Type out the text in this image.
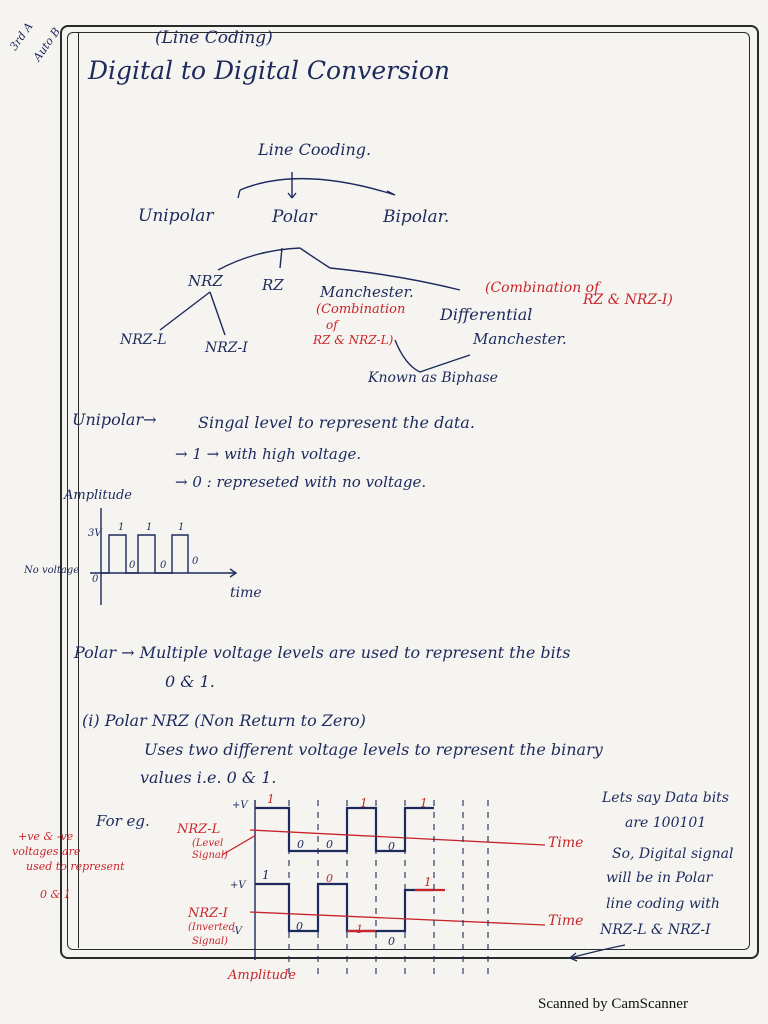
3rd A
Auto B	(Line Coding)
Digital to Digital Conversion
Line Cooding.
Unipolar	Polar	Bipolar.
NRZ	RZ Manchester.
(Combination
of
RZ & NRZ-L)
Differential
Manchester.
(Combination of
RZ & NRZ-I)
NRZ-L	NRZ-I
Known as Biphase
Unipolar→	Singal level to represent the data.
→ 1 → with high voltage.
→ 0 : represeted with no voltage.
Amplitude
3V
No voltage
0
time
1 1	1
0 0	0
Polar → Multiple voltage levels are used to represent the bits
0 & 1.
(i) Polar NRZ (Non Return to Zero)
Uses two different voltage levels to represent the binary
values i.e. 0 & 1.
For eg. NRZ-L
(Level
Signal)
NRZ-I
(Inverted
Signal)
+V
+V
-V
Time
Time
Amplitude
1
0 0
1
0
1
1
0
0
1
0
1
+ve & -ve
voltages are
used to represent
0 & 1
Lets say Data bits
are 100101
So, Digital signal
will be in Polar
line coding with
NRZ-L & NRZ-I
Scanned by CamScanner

■ ■ ■ ■ ■ ■ ■

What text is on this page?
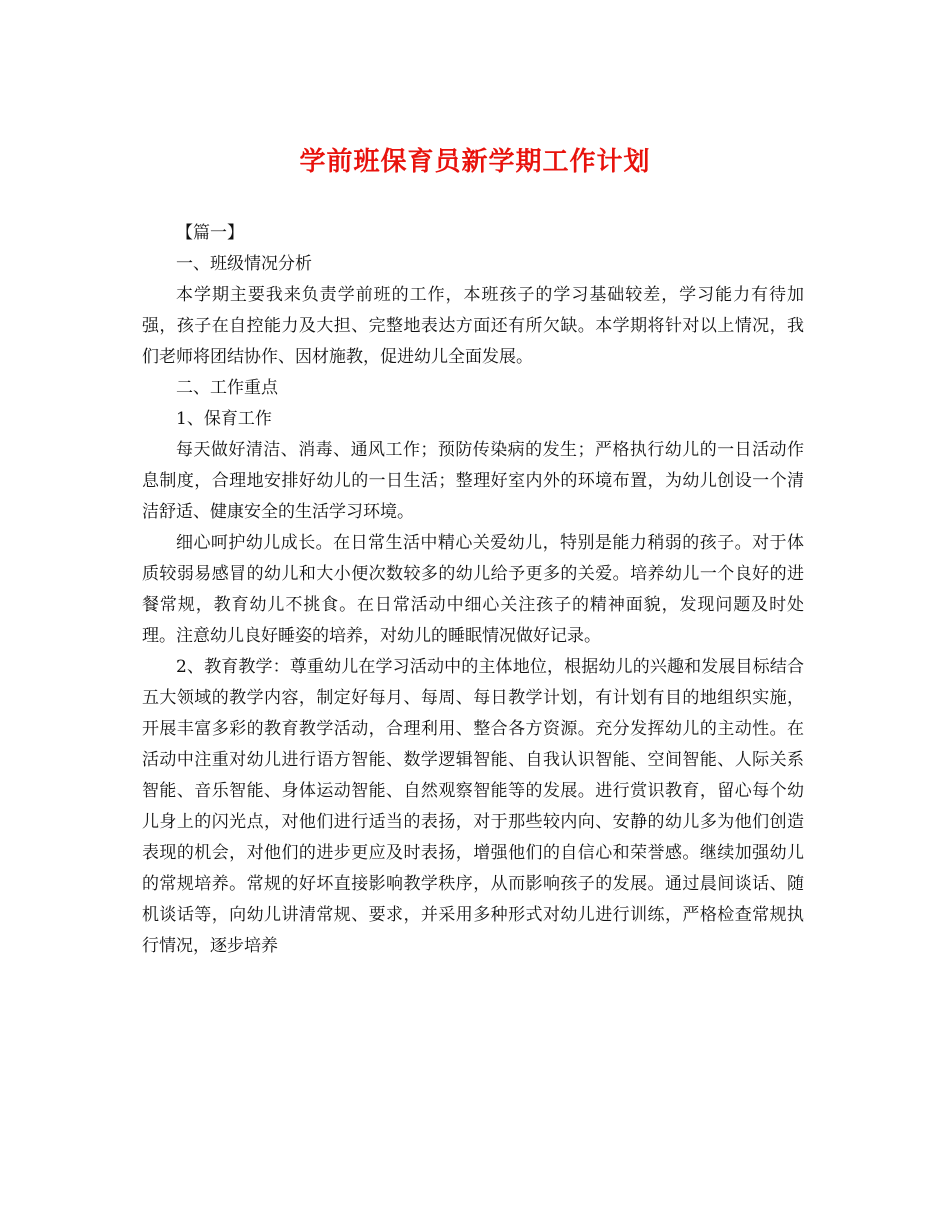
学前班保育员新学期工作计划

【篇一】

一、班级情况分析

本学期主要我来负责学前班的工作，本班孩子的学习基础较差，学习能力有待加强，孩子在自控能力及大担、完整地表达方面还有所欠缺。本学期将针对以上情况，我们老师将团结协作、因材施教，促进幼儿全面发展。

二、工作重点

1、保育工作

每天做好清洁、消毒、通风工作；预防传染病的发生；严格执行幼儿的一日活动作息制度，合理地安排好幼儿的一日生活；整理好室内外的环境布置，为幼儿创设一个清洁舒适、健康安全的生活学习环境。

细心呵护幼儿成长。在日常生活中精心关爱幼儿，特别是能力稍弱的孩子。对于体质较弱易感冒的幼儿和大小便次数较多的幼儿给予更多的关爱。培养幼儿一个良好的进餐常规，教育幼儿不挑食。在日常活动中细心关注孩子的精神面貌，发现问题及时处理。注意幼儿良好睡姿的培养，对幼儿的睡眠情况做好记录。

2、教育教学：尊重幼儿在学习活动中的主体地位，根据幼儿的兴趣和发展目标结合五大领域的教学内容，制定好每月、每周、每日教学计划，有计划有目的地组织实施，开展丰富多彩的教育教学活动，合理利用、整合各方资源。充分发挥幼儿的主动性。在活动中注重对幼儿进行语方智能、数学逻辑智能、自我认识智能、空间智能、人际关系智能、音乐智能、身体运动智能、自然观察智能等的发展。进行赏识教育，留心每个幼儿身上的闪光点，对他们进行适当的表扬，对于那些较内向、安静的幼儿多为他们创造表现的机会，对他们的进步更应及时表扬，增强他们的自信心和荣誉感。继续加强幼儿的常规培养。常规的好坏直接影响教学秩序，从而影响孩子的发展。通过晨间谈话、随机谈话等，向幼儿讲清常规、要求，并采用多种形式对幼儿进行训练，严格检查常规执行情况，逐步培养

■ ■ ■ ■ ■ ■ ■

BRIEF ▸
From the records above, pull out every line containing the word "this".

FINAL ANSWER ▸
Type out the text in this image.
What text is on this page?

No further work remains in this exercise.